**Exercise goal**.
From the entries that follow, pick out all lines holding "pour".

(Collected data)
BEGIN

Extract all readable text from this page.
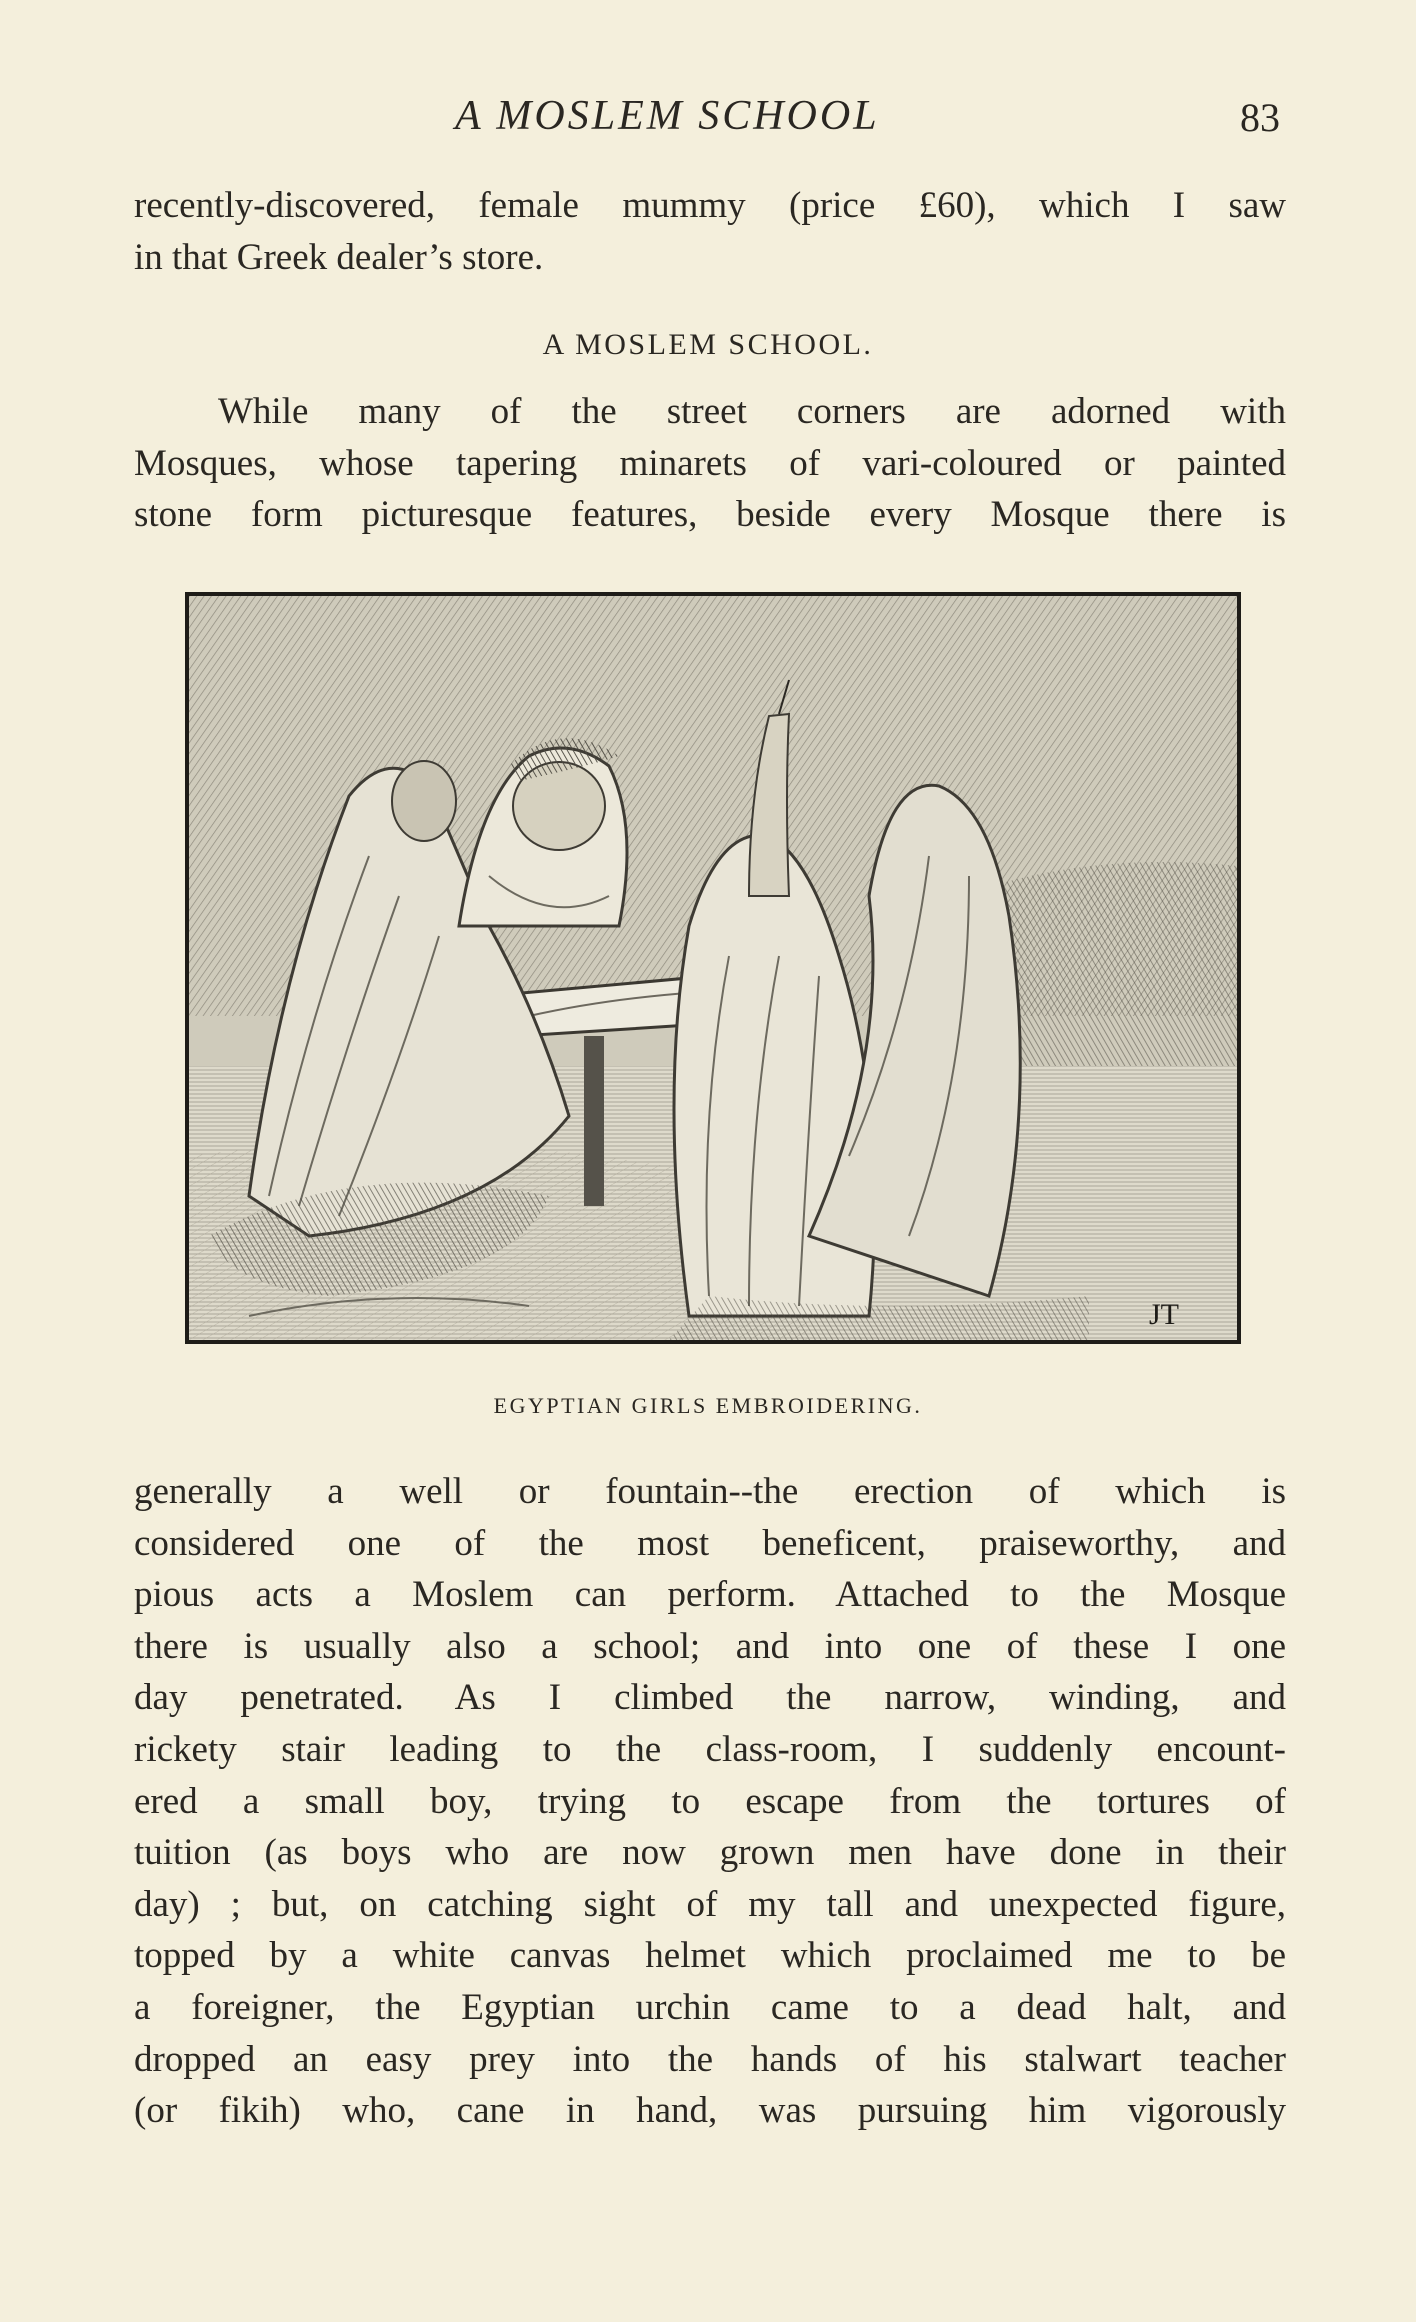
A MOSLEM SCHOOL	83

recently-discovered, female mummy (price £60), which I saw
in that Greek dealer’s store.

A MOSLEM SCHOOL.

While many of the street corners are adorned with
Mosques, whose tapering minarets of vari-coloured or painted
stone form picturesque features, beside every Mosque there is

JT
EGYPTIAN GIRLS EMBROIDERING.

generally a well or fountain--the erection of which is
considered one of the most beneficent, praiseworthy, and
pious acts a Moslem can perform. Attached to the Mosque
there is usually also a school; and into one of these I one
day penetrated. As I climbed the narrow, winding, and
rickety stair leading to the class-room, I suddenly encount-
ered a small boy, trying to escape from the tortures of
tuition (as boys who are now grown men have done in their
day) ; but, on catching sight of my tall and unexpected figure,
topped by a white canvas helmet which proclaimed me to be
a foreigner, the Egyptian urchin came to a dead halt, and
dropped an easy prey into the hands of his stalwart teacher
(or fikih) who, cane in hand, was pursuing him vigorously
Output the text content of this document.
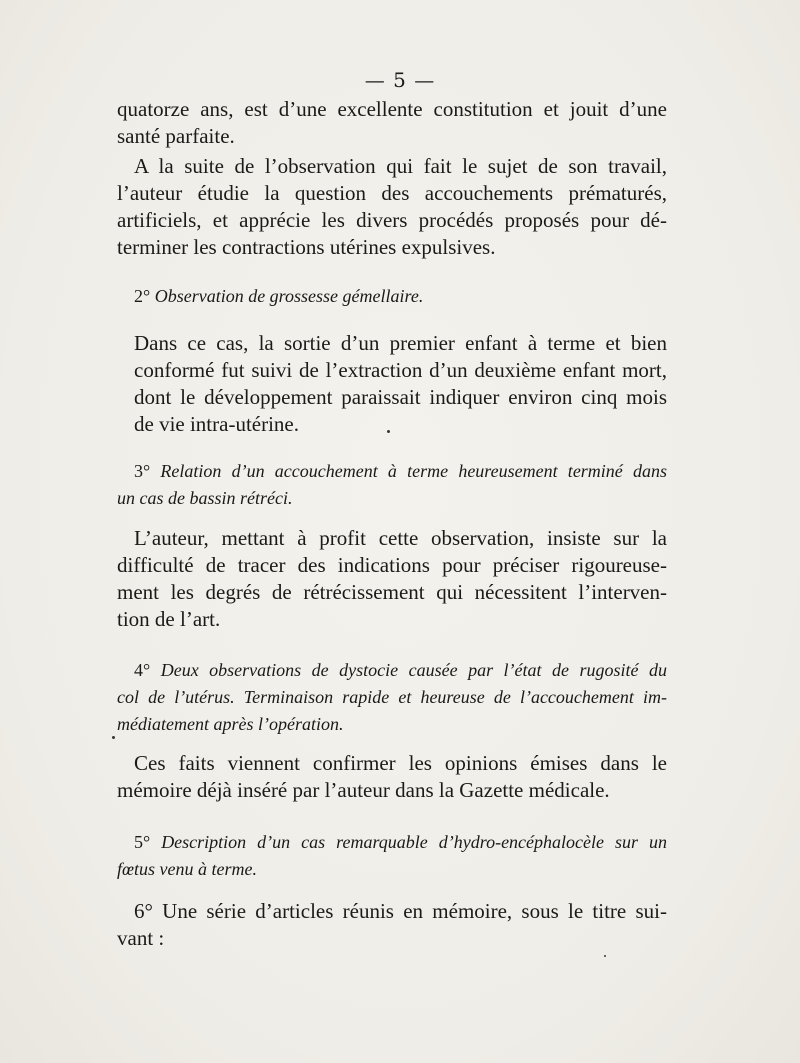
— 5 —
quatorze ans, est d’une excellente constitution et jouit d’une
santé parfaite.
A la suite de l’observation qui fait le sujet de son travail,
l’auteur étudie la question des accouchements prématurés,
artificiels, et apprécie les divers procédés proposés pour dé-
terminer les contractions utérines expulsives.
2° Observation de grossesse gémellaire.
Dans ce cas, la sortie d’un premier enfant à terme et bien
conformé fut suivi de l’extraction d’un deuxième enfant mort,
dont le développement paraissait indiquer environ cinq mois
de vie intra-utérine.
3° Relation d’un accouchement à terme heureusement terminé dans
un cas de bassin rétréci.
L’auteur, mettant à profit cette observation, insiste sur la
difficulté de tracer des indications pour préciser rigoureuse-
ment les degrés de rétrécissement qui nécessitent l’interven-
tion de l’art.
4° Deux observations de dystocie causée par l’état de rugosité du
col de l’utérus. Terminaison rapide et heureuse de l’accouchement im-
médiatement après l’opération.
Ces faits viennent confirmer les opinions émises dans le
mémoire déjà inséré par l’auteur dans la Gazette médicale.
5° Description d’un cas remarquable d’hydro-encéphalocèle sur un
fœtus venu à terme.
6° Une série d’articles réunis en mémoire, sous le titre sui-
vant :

END

**Worked solution**.
artificiels, et apprécie les divers procédés proposés pour dé-
difficulté de tracer des indications pour préciser rigoureuse-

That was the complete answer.